DESCRIPTION OF THE TASK: Write out all of the entries exactly as given.

#####

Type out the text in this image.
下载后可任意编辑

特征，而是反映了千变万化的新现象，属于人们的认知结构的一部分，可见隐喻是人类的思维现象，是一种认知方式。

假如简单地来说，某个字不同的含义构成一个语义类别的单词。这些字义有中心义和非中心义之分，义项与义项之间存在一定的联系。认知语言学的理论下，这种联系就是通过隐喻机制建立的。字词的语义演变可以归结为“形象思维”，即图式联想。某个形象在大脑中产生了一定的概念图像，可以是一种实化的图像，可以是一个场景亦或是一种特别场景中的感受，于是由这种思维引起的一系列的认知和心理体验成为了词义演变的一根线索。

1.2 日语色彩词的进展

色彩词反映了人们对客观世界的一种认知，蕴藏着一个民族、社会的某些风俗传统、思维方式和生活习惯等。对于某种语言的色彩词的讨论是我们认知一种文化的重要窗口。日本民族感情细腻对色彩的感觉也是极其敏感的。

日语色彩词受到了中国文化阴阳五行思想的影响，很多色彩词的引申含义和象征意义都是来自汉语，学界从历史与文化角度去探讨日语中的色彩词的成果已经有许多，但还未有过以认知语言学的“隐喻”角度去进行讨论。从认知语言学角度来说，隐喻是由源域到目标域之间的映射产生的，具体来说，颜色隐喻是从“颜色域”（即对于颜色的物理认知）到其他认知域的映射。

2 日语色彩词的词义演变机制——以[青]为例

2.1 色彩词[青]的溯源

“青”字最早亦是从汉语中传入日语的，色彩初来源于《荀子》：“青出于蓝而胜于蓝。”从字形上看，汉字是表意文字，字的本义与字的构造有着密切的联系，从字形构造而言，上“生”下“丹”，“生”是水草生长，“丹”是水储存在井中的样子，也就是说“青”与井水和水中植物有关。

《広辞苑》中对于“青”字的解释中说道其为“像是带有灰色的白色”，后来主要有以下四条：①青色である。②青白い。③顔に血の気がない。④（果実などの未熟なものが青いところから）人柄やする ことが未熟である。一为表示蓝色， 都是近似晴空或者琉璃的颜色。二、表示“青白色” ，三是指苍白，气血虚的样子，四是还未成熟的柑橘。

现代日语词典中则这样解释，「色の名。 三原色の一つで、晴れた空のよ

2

#####

RESPONSE BELOW:
Type out the text in this image.
下载后可任意编辑

特征，而是反映了千变万化的新现象，属于人们的认知结构的一部分，可见隐喻是人类的思维现象，是一种认知方式。

假如简单地来说，某个字不同的含义构成一个语义类别的单词。这些字义有中心义和非中心义之分，义项与义项之间存在一定的联系。认知语言学的理论下，这种联系就是通过隐喻机制建立的。字词的语义演变可以归结为“形象思维”，即图式联想。某个形象在大脑中产生了一定的概念图像，可以是一种实化的图像，可以是一个场景亦或是一种特别场景中的感受，于是由这种思维引起的一系列的认知和心理体验成为了词义演变的一根线索。

1.2 日语色彩词的进展

色彩词反映了人们对客观世界的一种认知，蕴藏着一个民族、社会的某些风俗传统、思维方式和生活习惯等。对于某种语言的色彩词的讨论是我们认知一种文化的重要窗口。日本民族感情细腻对色彩的感觉也是极其敏感的。

日语色彩词受到了中国文化阴阳五行思想的影响，很多色彩词的引申含义和象征意义都是来自汉语，学界从历史与文化角度去探讨日语中的色彩词的成果已经有许多，但还未有过以认知语言学的“隐喻”角度去进行讨论。从认知语言学角度来说，隐喻是由源域到目标域之间的映射产生的，具体来说，颜色隐喻是从“颜色域”（即对于颜色的物理认知）到其他认知域的映射。

2 日语色彩词的词义演变机制——以[青]为例

2.1 色彩词[青]的溯源

“青”字最早亦是从汉语中传入日语的，色彩初来源于《荀子》：“青出于蓝而胜于蓝。”从字形上看，汉字是表意文字，字的本义与字的构造有着密切的联系，从字形构造而言，上“生”下“丹”，“生”是水草生长，“丹”是水储存在井中的样子，也就是说“青”与井水和水中植物有关。

《広辞苑》中对于“青”字的解释中说道其为“像是带有灰色的白色”，后来主要有以下四条：①青色である。②青白い。③顔に血の気がない。④（果実などの未熟なものが青いところから）人柄やする ことが未熟である。一为表示蓝色， 都是近似晴空或者琉璃的颜色。二、表示“青白色” ，三是指苍白，气血虚的样子，四是还未成熟的柑橘。

现代日语词典中则这样解释，「色の名。 三原色の一つで、晴れた空のよ

2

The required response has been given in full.